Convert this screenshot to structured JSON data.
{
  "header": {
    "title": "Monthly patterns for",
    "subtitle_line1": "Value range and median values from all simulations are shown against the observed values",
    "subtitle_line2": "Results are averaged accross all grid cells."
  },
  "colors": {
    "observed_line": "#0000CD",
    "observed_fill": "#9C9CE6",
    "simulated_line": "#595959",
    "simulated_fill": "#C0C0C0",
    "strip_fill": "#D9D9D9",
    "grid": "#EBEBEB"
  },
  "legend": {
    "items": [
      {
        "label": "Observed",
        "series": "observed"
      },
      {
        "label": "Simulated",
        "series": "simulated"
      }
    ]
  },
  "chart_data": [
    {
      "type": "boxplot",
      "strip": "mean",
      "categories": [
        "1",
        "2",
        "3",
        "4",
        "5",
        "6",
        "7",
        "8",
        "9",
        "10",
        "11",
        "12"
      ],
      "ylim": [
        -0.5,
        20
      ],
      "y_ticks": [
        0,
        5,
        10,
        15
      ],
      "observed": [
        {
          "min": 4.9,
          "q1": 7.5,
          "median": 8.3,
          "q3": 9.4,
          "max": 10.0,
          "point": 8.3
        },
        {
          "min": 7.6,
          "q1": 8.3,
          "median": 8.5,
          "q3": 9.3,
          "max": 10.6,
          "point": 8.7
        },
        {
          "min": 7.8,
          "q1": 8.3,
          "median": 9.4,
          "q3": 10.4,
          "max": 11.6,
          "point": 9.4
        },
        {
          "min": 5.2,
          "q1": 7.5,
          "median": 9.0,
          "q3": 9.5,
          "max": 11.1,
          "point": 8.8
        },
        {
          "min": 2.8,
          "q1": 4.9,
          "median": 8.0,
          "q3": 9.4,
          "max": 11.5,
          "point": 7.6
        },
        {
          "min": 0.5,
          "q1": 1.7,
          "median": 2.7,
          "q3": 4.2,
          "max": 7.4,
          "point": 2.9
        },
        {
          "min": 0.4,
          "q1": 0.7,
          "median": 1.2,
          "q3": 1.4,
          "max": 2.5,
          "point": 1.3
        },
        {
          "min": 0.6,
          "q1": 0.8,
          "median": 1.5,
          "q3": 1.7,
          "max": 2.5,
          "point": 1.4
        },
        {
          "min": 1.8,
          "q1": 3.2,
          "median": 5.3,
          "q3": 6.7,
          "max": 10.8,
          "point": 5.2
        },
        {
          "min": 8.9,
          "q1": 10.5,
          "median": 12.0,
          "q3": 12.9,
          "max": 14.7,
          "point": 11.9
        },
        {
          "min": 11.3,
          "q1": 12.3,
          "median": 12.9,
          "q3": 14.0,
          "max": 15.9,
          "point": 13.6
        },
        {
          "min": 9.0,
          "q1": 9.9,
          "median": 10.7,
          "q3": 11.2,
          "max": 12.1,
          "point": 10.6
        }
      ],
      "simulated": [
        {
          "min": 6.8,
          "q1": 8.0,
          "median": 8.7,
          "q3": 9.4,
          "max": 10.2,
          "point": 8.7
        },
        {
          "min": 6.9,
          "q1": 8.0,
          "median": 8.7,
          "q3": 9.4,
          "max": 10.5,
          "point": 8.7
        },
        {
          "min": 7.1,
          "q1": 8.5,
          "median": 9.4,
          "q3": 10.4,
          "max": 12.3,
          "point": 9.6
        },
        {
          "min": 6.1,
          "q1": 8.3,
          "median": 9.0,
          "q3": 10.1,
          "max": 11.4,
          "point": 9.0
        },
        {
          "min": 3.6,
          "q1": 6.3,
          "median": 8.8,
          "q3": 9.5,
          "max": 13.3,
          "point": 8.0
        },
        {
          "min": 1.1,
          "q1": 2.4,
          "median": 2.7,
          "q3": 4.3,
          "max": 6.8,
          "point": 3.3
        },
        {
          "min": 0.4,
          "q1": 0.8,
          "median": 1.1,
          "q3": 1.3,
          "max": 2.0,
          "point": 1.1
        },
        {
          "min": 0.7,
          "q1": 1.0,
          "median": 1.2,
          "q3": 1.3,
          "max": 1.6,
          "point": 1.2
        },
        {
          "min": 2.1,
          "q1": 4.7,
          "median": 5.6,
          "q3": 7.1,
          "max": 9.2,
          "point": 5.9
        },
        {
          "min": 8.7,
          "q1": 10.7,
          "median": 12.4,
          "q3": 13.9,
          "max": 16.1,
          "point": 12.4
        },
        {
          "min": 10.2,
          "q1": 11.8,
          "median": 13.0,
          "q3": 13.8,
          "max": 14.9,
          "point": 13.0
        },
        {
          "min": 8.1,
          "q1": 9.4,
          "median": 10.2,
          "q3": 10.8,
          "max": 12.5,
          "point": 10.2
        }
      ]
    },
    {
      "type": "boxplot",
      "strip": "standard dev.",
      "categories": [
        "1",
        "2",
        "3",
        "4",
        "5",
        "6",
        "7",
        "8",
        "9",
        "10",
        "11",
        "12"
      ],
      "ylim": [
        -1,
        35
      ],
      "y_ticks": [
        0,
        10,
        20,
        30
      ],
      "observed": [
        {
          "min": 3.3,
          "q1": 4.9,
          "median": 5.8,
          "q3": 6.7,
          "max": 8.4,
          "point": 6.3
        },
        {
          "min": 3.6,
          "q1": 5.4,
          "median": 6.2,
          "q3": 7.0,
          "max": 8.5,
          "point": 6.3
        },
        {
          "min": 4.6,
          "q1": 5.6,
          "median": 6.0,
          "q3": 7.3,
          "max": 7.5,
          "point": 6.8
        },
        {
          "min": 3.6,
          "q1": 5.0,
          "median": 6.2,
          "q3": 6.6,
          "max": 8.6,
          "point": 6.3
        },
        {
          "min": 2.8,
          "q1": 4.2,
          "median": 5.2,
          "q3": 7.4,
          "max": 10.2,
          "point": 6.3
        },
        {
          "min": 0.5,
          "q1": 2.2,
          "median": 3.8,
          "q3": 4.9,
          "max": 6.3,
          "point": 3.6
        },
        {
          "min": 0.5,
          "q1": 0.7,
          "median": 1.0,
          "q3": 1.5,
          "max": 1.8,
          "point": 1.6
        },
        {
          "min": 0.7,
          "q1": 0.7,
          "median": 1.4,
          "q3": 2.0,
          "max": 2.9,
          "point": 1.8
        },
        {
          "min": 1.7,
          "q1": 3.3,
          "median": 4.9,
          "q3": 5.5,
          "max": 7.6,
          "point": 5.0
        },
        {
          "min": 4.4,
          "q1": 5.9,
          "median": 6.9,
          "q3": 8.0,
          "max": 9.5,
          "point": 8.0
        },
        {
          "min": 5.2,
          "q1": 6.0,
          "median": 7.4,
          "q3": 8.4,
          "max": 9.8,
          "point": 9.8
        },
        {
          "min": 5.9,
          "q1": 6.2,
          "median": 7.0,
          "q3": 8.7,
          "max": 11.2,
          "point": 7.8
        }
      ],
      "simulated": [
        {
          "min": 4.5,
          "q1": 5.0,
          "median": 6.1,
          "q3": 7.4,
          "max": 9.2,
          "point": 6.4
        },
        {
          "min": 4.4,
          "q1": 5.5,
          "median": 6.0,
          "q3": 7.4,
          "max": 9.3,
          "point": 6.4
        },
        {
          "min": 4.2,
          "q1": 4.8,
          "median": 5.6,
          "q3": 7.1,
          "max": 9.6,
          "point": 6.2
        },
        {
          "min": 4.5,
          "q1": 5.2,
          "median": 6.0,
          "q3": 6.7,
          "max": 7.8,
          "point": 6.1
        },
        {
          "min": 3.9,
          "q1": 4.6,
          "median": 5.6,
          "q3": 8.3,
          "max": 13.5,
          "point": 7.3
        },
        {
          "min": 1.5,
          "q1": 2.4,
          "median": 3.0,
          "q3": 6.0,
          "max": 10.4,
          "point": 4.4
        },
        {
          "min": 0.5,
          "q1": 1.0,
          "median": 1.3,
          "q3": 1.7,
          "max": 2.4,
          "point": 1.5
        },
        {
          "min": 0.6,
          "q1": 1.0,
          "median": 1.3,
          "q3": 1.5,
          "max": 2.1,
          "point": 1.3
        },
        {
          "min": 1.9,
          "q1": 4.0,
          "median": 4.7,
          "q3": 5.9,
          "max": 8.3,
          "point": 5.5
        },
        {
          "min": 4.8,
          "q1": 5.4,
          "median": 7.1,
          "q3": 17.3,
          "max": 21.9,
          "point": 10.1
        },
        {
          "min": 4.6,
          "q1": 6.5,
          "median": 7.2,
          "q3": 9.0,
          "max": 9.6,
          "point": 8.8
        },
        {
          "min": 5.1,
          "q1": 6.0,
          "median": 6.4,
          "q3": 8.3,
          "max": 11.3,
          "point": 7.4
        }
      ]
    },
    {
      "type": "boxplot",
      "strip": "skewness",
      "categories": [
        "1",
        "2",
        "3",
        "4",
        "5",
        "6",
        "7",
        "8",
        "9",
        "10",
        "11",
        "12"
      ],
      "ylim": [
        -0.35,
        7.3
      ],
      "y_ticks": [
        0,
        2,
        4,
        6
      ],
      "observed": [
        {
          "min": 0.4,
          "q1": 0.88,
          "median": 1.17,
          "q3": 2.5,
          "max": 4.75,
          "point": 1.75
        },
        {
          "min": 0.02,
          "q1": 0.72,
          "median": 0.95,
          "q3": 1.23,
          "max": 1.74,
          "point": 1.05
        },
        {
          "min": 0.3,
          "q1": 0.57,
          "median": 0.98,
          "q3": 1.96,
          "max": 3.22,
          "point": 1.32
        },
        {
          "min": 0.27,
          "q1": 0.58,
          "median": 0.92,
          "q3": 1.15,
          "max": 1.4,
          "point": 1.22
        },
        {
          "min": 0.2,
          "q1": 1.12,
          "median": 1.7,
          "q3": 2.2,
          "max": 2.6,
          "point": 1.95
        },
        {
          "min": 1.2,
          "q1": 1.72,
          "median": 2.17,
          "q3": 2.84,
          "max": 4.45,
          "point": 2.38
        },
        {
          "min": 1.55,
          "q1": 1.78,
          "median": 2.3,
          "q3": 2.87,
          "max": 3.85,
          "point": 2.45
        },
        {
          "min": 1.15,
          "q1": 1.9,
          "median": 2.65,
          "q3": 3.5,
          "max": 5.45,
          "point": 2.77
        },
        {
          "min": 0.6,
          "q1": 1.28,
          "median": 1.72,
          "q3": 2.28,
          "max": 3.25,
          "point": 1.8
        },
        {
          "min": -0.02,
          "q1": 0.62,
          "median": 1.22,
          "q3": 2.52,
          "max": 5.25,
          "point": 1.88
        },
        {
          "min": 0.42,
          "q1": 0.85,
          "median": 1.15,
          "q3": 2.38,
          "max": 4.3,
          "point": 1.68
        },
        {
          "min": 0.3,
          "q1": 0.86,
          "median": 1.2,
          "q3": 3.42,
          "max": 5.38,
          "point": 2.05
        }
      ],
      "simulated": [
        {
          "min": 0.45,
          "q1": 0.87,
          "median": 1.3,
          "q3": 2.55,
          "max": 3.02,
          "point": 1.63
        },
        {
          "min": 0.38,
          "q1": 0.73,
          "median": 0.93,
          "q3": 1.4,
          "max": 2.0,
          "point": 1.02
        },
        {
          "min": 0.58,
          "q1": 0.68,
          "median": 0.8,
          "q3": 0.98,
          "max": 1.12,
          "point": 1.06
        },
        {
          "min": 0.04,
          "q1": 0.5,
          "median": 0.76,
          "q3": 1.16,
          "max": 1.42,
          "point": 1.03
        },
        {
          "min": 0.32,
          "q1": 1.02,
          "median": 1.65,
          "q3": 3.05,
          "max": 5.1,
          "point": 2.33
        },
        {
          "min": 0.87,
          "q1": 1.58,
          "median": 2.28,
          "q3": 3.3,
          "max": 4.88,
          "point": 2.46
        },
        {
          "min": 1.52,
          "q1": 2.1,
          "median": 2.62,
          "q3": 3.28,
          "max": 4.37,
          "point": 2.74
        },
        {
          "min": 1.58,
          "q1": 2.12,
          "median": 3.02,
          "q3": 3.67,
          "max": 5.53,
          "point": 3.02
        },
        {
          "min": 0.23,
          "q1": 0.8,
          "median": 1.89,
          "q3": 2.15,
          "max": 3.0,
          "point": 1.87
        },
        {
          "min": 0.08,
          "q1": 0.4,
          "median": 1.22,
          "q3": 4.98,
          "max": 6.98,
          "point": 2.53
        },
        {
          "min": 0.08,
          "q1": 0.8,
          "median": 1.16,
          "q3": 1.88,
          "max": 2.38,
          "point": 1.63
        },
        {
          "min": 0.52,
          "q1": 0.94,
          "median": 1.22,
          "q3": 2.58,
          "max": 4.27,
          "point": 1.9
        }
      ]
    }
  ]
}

**Your objective**
Every line in the data above that includes the word "grid" should be copied.

**Exercise response**
    "subtitle_line2": "Results are averaged accross all grid cells."
    "grid": "#EBEBEB"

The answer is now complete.